begin

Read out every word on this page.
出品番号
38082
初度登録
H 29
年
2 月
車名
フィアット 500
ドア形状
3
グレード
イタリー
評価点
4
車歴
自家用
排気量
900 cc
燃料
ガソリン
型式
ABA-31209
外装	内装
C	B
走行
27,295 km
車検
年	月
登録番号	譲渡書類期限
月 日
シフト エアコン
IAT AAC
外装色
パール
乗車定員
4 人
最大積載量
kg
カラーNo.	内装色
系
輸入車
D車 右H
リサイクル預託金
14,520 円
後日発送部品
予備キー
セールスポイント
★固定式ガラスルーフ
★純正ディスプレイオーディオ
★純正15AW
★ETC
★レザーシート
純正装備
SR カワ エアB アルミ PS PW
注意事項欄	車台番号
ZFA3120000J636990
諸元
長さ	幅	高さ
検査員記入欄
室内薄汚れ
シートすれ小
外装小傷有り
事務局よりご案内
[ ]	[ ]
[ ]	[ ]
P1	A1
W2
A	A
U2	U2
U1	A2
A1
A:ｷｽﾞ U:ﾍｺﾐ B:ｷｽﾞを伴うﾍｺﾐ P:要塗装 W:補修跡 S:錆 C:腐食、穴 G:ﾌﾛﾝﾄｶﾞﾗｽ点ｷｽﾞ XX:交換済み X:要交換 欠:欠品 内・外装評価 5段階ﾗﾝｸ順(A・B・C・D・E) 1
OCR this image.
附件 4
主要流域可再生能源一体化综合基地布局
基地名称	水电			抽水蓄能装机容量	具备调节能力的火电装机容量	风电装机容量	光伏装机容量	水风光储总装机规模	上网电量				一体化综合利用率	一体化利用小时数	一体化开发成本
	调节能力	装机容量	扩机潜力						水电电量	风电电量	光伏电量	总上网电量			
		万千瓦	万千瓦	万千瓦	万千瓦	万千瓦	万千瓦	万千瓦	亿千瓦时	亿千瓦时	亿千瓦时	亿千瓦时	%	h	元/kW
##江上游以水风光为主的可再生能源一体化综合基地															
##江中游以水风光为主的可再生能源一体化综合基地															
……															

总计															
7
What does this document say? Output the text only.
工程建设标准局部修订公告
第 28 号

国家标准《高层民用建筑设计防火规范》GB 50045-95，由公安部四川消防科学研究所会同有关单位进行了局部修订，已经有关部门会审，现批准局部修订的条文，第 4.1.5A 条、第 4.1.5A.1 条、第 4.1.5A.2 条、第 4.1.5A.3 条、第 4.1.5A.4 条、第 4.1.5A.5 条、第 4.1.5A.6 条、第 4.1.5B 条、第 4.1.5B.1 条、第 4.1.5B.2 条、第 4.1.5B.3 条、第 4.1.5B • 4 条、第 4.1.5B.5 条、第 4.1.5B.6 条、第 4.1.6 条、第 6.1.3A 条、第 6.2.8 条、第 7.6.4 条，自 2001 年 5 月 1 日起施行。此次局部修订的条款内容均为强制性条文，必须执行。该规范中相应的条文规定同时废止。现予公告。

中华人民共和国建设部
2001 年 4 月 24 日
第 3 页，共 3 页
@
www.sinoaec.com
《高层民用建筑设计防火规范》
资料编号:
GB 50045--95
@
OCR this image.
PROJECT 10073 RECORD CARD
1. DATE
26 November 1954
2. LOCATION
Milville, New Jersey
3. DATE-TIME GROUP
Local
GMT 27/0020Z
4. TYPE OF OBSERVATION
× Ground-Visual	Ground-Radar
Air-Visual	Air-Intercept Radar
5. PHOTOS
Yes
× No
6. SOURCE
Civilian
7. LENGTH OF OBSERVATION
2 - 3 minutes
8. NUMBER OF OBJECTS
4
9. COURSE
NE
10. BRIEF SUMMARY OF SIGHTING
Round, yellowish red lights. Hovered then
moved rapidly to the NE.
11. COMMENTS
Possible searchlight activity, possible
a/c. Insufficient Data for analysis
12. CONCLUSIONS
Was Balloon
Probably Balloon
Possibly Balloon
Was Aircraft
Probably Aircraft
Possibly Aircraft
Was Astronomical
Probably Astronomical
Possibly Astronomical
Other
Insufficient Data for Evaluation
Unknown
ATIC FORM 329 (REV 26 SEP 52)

end

_EXERCISE_
Determine how many of the lines above hold the word "Data", and output that number by itself.

_EXPECTED ANSWER_
2